▶ _WHAT IS EXPECTED_: Copy every row below word for word, leaving out the pictures.

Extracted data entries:

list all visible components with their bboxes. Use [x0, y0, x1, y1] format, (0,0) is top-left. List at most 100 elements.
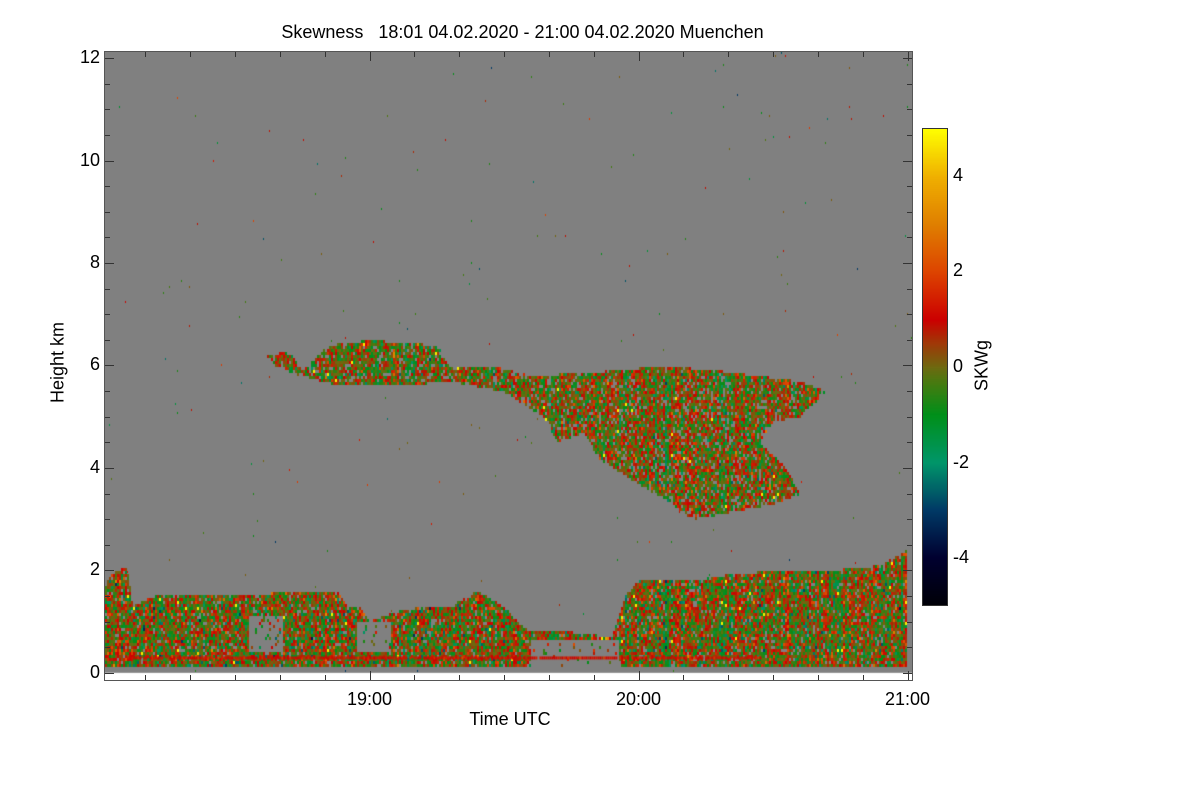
y-tick-label: 6: [89, 354, 100, 375]
y-minor-tick: [105, 467, 110, 469]
y-minor-tick-right: [907, 621, 912, 623]
y-minor-tick-right: [907, 211, 912, 213]
x-minor-tick: [145, 675, 147, 680]
y-minor-tick: [105, 621, 110, 623]
x-minor-tick-top: [817, 52, 819, 57]
y-minor-tick: [105, 595, 110, 597]
y-minor-tick-right: [907, 314, 912, 316]
y-minor-tick: [105, 186, 110, 188]
y-minor-tick-right: [907, 416, 912, 418]
y-tick-label: 12: [79, 47, 100, 68]
y-minor-tick: [105, 58, 110, 60]
y-minor-tick: [105, 160, 110, 162]
x-minor-tick: [862, 675, 864, 680]
y-tick-label: 2: [89, 559, 100, 580]
x-tick-top: [369, 52, 371, 61]
x-tick-label: 19:00: [346, 689, 393, 709]
x-minor-tick: [235, 675, 236, 680]
y-minor-tick-right: [907, 134, 912, 136]
x-minor-tick: [414, 675, 416, 680]
y-minor-tick: [105, 263, 110, 265]
x-tick-label: 20:00: [615, 689, 662, 709]
x-tick-top: [638, 52, 640, 61]
y-minor-tick-right: [907, 544, 912, 546]
x-tick: [907, 671, 909, 680]
plot-area: [105, 52, 912, 680]
y-minor-tick-right: [907, 365, 912, 367]
x-minor-tick: [504, 675, 506, 680]
x-minor-tick-top: [504, 52, 506, 57]
y-minor-tick: [105, 544, 110, 546]
x-minor-tick: [324, 675, 326, 680]
y-minor-tick: [105, 570, 110, 572]
y-tick-label: 4: [89, 456, 100, 477]
y-minor-tick-right: [907, 83, 912, 85]
colorbar-tick-label: -4: [953, 547, 970, 568]
y-minor-tick: [105, 416, 110, 418]
x-minor-tick-top: [279, 52, 281, 57]
x-minor-tick: [728, 675, 730, 680]
y-minor-tick-right: [907, 391, 912, 393]
y-minor-tick-right: [907, 263, 912, 265]
x-tick-label: 21:00: [884, 689, 931, 709]
y-minor-tick-right: [907, 109, 912, 111]
y-minor-tick-right: [907, 442, 912, 444]
colorbar-tick-label: 0: [953, 356, 964, 376]
x-minor-tick: [593, 675, 595, 680]
y-tick-label: 0: [89, 661, 100, 682]
y-minor-tick: [105, 109, 110, 111]
y-minor-tick-right: [907, 160, 912, 162]
y-minor-tick: [105, 134, 110, 136]
skewness-heatmap: [105, 52, 912, 680]
x-minor-tick-top: [459, 52, 461, 57]
y-minor-tick: [105, 672, 110, 674]
y-minor-tick-right: [907, 570, 912, 572]
y-minor-tick-right: [907, 339, 912, 341]
y-minor-tick: [105, 365, 110, 367]
colorbar-tick-label: 4: [953, 164, 964, 185]
x-minor-tick: [548, 675, 550, 680]
colorbar-label: SKWg: [971, 340, 992, 392]
x-minor-tick-top: [862, 52, 864, 57]
y-minor-tick-right: [907, 493, 912, 495]
y-minor-tick: [105, 391, 110, 393]
x-minor-tick: [683, 675, 685, 680]
y-minor-tick: [105, 314, 110, 316]
colorbar-tick-label: -2: [953, 451, 970, 472]
x-tick-top: [907, 52, 909, 61]
x-minor-tick: [279, 675, 281, 680]
x-tick: [638, 671, 640, 680]
y-minor-tick-right: [907, 595, 912, 597]
y-tick-label: 10: [79, 149, 100, 170]
x-minor-tick-top: [683, 52, 685, 57]
y-minor-tick: [105, 339, 110, 341]
y-minor-tick-right: [907, 186, 912, 188]
y-minor-tick-right: [907, 519, 912, 521]
y-minor-tick-right: [907, 672, 912, 674]
chart-title: Skewness 18:01 04.02.2020 - 21:00 04.02.…: [281, 22, 764, 42]
y-minor-tick: [105, 442, 110, 444]
y-minor-tick: [105, 237, 110, 239]
x-minor-tick: [459, 675, 461, 680]
x-minor-tick-top: [190, 52, 192, 57]
y-minor-tick: [105, 647, 110, 649]
x-minor-tick-top: [235, 52, 236, 57]
x-axis-label: Time UTC: [469, 709, 551, 729]
x-minor-tick-top: [593, 52, 595, 57]
y-axis-label: Height km: [47, 321, 68, 404]
x-minor-tick-top: [773, 52, 775, 57]
y-minor-tick-right: [907, 647, 912, 649]
y-tick-label: 8: [89, 252, 100, 273]
x-minor-tick: [190, 675, 192, 680]
y-minor-tick-right: [907, 58, 912, 60]
x-minor-tick-top: [728, 52, 730, 57]
y-minor-tick: [105, 211, 110, 213]
y-minor-tick-right: [907, 467, 912, 469]
y-minor-tick-right: [907, 237, 912, 239]
x-minor-tick-top: [145, 52, 147, 57]
x-minor-tick: [817, 675, 819, 680]
y-minor-tick: [105, 288, 110, 290]
y-minor-tick: [105, 493, 110, 495]
colorbar-tick-label: 2: [953, 260, 964, 281]
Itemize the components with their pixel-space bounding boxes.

▶ _CORRECT RESULT_:
list all visible components with their bboxes. Use [x0, y0, x1, y1] format, (0,0) is top-left. List at most 100 elements.
y-tick-label: 6: [89, 354, 100, 375]
y-minor-tick: [105, 467, 110, 469]
y-minor-tick-right: [907, 621, 912, 623]
y-minor-tick-right: [907, 211, 912, 213]
x-minor-tick: [145, 675, 147, 680]
y-minor-tick: [105, 621, 110, 623]
x-minor-tick-top: [817, 52, 819, 57]
y-minor-tick: [105, 595, 110, 597]
y-minor-tick-right: [907, 314, 912, 316]
y-minor-tick: [105, 186, 110, 188]
y-minor-tick-right: [907, 416, 912, 418]
y-tick-label: 12: [79, 47, 100, 68]
y-minor-tick: [105, 58, 110, 60]
y-minor-tick: [105, 160, 110, 162]
x-minor-tick: [862, 675, 864, 680]
y-tick-label: 2: [89, 559, 100, 580]
x-tick-top: [369, 52, 371, 61]
x-tick-label: 19:00: [346, 689, 393, 709]
x-minor-tick: [235, 675, 236, 680]
y-minor-tick-right: [907, 134, 912, 136]
x-minor-tick: [414, 675, 416, 680]
y-minor-tick: [105, 263, 110, 265]
x-tick-label: 20:00: [615, 689, 662, 709]
x-tick-top: [638, 52, 640, 61]
y-minor-tick-right: [907, 544, 912, 546]
x-tick: [907, 671, 909, 680]
plot-area: [105, 52, 912, 680]
y-minor-tick-right: [907, 365, 912, 367]
x-minor-tick: [504, 675, 506, 680]
x-minor-tick-top: [504, 52, 506, 57]
y-minor-tick: [105, 544, 110, 546]
x-minor-tick: [324, 675, 326, 680]
y-minor-tick: [105, 570, 110, 572]
y-tick-label: 4: [89, 456, 100, 477]
y-minor-tick-right: [907, 83, 912, 85]
colorbar-tick-label: -4: [953, 547, 970, 568]
y-minor-tick: [105, 416, 110, 418]
x-minor-tick-top: [279, 52, 281, 57]
x-minor-tick: [728, 675, 730, 680]
y-minor-tick-right: [907, 391, 912, 393]
y-minor-tick-right: [907, 263, 912, 265]
x-tick-label: 21:00: [884, 689, 931, 709]
y-minor-tick-right: [907, 109, 912, 111]
y-minor-tick-right: [907, 442, 912, 444]
colorbar-tick-label: 0: [953, 356, 964, 376]
x-minor-tick: [593, 675, 595, 680]
y-tick-label: 0: [89, 661, 100, 682]
y-minor-tick: [105, 109, 110, 111]
y-minor-tick-right: [907, 160, 912, 162]
y-minor-tick: [105, 134, 110, 136]
skewness-heatmap: [105, 52, 912, 680]
x-minor-tick-top: [459, 52, 461, 57]
y-minor-tick: [105, 672, 110, 674]
y-minor-tick-right: [907, 570, 912, 572]
y-minor-tick-right: [907, 339, 912, 341]
y-minor-tick: [105, 365, 110, 367]
colorbar-tick-label: 4: [953, 164, 964, 185]
x-minor-tick: [548, 675, 550, 680]
colorbar-label: SKWg: [971, 340, 992, 392]
x-minor-tick-top: [862, 52, 864, 57]
y-minor-tick-right: [907, 493, 912, 495]
y-minor-tick: [105, 391, 110, 393]
x-minor-tick: [683, 675, 685, 680]
y-minor-tick: [105, 314, 110, 316]
colorbar-tick-label: -2: [953, 451, 970, 472]
x-tick-top: [907, 52, 909, 61]
x-minor-tick: [279, 675, 281, 680]
x-tick: [638, 671, 640, 680]
y-minor-tick-right: [907, 595, 912, 597]
y-tick-label: 10: [79, 149, 100, 170]
x-minor-tick-top: [683, 52, 685, 57]
y-minor-tick: [105, 339, 110, 341]
y-minor-tick-right: [907, 186, 912, 188]
y-minor-tick-right: [907, 519, 912, 521]
y-minor-tick-right: [907, 672, 912, 674]
chart-title: Skewness 18:01 04.02.2020 - 21:00 04.02.…: [281, 22, 764, 42]
y-minor-tick: [105, 442, 110, 444]
y-minor-tick: [105, 237, 110, 239]
x-minor-tick: [459, 675, 461, 680]
x-minor-tick-top: [190, 52, 192, 57]
y-minor-tick: [105, 647, 110, 649]
x-minor-tick-top: [235, 52, 236, 57]
x-axis-label: Time UTC: [469, 709, 551, 729]
x-minor-tick-top: [593, 52, 595, 57]
y-axis-label: Height km: [47, 321, 68, 404]
x-minor-tick-top: [773, 52, 775, 57]
y-minor-tick-right: [907, 647, 912, 649]
y-tick-label: 8: [89, 252, 100, 273]
x-minor-tick: [190, 675, 192, 680]
y-minor-tick-right: [907, 58, 912, 60]
x-minor-tick-top: [728, 52, 730, 57]
y-minor-tick: [105, 211, 110, 213]
y-minor-tick-right: [907, 467, 912, 469]
y-minor-tick-right: [907, 237, 912, 239]
x-minor-tick-top: [145, 52, 147, 57]
x-minor-tick: [817, 675, 819, 680]
y-minor-tick: [105, 288, 110, 290]
y-minor-tick: [105, 493, 110, 495]
colorbar-tick-label: 2: [953, 260, 964, 281]
Itemize the components with their pixel-space bounding boxes.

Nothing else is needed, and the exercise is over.